◆ Written exercise ◆
Scan the records below. List lines holding "两个维护".

◆ Exercise data ◆
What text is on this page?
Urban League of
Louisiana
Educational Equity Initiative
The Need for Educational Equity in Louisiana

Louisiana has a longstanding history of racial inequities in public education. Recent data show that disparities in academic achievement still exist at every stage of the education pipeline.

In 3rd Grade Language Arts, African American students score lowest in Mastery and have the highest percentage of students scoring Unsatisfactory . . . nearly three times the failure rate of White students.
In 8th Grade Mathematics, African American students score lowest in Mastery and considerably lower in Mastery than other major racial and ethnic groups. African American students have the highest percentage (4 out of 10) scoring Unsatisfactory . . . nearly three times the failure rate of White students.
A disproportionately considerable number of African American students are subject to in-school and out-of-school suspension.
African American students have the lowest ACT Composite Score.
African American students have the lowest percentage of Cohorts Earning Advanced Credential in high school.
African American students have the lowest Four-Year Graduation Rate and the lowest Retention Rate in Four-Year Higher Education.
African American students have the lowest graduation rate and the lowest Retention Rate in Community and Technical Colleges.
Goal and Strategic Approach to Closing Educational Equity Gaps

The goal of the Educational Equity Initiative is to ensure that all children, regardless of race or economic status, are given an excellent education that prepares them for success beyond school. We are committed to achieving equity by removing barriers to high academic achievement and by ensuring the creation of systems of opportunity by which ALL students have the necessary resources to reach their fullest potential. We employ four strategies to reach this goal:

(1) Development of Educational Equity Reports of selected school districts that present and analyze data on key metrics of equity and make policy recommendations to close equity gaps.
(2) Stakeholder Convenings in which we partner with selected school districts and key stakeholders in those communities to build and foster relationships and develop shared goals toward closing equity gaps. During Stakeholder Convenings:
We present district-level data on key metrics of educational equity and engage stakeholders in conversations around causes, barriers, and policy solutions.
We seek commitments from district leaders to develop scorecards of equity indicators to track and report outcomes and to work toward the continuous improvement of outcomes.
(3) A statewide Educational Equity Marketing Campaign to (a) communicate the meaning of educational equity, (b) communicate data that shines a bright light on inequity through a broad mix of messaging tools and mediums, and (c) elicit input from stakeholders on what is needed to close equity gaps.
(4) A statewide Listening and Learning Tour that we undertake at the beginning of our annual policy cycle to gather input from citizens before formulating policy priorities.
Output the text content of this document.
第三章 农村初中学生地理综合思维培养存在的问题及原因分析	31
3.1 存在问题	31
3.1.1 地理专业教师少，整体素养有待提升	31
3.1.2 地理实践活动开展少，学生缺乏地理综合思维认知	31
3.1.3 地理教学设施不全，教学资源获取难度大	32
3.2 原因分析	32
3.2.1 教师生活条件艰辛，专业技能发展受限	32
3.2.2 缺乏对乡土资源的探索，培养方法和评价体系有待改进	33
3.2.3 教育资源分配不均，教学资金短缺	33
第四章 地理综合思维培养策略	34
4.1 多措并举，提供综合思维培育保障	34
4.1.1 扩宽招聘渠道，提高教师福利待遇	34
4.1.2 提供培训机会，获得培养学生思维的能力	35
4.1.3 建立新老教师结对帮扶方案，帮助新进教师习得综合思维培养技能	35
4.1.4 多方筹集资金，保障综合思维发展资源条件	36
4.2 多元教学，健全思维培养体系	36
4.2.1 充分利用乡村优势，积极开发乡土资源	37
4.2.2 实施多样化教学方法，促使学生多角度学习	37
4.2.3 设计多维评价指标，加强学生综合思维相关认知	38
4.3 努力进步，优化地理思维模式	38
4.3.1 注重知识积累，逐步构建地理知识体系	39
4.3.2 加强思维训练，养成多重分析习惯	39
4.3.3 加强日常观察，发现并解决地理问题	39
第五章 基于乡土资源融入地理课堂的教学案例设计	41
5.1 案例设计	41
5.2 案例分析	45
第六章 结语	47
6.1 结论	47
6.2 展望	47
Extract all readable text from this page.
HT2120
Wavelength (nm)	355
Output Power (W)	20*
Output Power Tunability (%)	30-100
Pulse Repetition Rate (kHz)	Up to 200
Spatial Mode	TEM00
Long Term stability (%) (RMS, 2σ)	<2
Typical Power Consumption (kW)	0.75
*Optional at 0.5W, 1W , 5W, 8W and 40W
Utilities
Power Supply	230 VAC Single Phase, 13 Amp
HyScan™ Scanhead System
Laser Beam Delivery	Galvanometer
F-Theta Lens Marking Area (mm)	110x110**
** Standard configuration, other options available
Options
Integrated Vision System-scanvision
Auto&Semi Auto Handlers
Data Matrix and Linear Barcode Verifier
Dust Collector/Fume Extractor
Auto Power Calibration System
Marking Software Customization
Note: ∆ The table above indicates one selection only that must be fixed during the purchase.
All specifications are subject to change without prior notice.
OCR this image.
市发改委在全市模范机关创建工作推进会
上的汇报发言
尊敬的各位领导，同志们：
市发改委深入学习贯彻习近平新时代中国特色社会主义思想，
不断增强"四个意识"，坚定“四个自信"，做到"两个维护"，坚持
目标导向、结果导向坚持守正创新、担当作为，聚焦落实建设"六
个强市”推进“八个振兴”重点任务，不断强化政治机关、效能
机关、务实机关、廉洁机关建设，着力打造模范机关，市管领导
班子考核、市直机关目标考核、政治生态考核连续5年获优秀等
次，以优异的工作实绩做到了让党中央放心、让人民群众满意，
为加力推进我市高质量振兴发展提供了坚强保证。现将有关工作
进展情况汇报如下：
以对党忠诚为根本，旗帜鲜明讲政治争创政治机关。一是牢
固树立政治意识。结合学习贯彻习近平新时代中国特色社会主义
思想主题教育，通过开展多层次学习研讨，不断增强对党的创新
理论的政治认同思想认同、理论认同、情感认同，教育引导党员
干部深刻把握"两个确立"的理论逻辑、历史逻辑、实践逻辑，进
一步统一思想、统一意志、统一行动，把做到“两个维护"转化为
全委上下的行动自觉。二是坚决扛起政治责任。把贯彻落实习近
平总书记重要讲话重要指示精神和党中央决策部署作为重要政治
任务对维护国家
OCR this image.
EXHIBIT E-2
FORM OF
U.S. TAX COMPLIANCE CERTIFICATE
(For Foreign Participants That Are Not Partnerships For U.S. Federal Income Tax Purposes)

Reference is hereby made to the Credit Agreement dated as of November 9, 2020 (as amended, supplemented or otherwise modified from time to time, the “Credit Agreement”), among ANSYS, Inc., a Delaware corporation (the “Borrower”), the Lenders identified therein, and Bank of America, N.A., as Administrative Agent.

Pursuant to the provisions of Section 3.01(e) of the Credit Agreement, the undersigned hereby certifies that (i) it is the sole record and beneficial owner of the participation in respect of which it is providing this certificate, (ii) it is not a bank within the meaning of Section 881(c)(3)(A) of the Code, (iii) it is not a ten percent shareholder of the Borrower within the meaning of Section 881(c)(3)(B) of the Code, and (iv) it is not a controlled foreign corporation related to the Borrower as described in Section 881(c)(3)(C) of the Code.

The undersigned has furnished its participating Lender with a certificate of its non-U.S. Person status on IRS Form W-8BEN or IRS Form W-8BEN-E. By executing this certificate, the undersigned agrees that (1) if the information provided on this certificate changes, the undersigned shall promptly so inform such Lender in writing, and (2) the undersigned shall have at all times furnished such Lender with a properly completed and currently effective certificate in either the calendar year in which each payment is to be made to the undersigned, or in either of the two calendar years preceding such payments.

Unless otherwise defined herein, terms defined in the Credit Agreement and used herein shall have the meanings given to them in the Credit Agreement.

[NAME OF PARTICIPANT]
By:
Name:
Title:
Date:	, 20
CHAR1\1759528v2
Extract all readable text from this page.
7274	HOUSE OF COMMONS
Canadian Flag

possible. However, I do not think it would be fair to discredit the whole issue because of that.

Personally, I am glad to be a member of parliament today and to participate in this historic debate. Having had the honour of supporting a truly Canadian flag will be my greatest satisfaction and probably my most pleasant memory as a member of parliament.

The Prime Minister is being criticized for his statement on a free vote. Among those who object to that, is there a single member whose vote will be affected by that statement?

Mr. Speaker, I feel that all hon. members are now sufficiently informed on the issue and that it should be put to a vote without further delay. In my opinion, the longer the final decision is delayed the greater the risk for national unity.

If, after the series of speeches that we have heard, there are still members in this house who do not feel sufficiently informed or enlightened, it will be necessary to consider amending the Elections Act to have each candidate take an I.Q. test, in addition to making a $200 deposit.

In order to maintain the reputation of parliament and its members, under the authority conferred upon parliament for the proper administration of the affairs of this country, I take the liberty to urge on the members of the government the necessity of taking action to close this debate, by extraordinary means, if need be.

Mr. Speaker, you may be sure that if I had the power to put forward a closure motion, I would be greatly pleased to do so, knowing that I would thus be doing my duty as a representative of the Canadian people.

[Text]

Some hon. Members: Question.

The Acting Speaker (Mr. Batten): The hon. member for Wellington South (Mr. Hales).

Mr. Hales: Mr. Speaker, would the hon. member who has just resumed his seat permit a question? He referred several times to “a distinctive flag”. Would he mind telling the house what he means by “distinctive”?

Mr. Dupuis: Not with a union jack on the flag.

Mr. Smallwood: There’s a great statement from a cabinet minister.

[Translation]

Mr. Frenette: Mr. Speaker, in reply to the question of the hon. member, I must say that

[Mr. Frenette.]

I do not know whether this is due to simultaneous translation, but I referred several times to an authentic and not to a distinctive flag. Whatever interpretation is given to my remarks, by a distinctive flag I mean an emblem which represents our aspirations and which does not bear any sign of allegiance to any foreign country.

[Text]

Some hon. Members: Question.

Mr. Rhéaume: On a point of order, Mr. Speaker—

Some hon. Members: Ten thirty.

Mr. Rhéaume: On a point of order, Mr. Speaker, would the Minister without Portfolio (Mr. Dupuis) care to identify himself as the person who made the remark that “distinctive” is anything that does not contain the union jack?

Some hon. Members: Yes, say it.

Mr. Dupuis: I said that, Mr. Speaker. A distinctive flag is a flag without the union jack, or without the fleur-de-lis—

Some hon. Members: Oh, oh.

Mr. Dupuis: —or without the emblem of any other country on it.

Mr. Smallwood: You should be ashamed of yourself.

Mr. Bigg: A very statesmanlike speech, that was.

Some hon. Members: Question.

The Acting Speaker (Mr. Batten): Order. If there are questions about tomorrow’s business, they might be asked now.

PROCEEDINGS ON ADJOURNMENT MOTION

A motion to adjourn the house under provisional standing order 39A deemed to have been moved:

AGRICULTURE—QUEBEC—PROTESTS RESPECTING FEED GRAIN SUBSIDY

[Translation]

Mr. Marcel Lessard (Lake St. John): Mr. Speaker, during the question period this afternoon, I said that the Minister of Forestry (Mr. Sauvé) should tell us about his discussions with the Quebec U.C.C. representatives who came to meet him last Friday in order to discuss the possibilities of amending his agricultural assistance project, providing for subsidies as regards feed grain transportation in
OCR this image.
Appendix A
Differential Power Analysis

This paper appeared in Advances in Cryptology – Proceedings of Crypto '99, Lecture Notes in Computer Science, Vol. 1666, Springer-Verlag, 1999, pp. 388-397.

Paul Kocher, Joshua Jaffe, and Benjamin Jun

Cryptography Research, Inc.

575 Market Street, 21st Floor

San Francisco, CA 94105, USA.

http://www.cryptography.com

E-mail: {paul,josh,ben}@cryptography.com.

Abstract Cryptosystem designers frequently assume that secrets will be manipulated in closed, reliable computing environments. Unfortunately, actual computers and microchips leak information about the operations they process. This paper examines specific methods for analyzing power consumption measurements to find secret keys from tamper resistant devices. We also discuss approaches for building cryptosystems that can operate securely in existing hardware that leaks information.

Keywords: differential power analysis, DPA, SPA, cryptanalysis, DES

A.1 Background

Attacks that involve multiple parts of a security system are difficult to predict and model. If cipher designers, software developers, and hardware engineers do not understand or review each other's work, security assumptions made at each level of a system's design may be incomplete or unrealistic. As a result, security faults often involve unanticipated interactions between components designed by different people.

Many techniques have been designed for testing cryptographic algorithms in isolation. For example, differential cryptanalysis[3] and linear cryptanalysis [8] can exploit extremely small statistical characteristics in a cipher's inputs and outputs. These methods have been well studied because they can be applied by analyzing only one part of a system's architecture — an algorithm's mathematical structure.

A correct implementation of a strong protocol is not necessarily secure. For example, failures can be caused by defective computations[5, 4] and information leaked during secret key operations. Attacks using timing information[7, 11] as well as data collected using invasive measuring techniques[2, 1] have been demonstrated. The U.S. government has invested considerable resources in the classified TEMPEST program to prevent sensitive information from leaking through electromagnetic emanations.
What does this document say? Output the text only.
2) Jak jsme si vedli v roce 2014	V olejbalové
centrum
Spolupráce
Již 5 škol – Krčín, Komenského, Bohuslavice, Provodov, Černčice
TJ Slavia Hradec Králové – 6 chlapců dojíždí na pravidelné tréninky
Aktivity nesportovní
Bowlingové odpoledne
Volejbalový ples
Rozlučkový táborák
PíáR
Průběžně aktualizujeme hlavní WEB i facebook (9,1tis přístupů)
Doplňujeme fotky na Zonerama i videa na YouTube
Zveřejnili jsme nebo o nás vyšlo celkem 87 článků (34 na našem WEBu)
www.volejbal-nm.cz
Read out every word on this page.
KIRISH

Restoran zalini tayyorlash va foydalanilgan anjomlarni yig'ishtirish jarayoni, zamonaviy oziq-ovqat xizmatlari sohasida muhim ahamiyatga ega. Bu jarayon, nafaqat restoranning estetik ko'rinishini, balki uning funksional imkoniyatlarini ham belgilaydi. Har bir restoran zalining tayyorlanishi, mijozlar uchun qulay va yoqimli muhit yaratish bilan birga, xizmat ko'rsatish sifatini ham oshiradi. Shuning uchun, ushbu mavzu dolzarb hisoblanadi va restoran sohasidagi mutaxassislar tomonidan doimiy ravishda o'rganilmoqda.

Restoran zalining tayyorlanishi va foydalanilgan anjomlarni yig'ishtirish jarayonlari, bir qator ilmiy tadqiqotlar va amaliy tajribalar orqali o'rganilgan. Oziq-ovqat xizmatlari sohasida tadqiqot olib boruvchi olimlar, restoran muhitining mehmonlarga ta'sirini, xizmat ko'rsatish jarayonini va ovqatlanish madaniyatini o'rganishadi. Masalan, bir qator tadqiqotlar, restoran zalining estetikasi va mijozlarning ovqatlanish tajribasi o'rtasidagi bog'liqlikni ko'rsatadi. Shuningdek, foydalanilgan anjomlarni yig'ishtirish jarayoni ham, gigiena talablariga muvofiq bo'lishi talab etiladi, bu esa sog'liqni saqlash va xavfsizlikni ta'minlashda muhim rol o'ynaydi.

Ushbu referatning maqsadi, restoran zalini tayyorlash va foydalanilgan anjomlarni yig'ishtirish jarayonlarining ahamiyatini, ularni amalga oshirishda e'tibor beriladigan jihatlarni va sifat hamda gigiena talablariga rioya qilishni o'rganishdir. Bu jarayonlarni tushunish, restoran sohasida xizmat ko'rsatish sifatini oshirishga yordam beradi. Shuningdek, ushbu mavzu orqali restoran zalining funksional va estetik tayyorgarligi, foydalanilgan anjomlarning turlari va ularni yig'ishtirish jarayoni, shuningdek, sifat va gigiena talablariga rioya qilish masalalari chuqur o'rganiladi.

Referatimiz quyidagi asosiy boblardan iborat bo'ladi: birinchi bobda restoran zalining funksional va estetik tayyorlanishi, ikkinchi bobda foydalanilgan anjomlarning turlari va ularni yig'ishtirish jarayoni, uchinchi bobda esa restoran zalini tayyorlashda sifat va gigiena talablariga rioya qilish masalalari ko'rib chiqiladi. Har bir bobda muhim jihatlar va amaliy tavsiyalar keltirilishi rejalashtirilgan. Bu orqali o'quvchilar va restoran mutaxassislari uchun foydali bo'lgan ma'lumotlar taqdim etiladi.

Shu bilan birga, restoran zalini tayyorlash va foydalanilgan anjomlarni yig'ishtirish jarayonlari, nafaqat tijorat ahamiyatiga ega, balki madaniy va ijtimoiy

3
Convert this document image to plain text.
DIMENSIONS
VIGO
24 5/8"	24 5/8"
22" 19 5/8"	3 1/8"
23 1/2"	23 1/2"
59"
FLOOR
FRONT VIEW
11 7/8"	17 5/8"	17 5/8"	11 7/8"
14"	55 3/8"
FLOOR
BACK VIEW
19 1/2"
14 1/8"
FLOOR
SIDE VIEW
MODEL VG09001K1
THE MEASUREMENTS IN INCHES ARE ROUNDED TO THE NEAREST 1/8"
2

◆ Response to the task ◆
不断增强"四个意识"，坚定“四个自信"，做到"两个维护"，坚持
一步统一思想、统一意志、统一行动，把做到“两个维护"转化为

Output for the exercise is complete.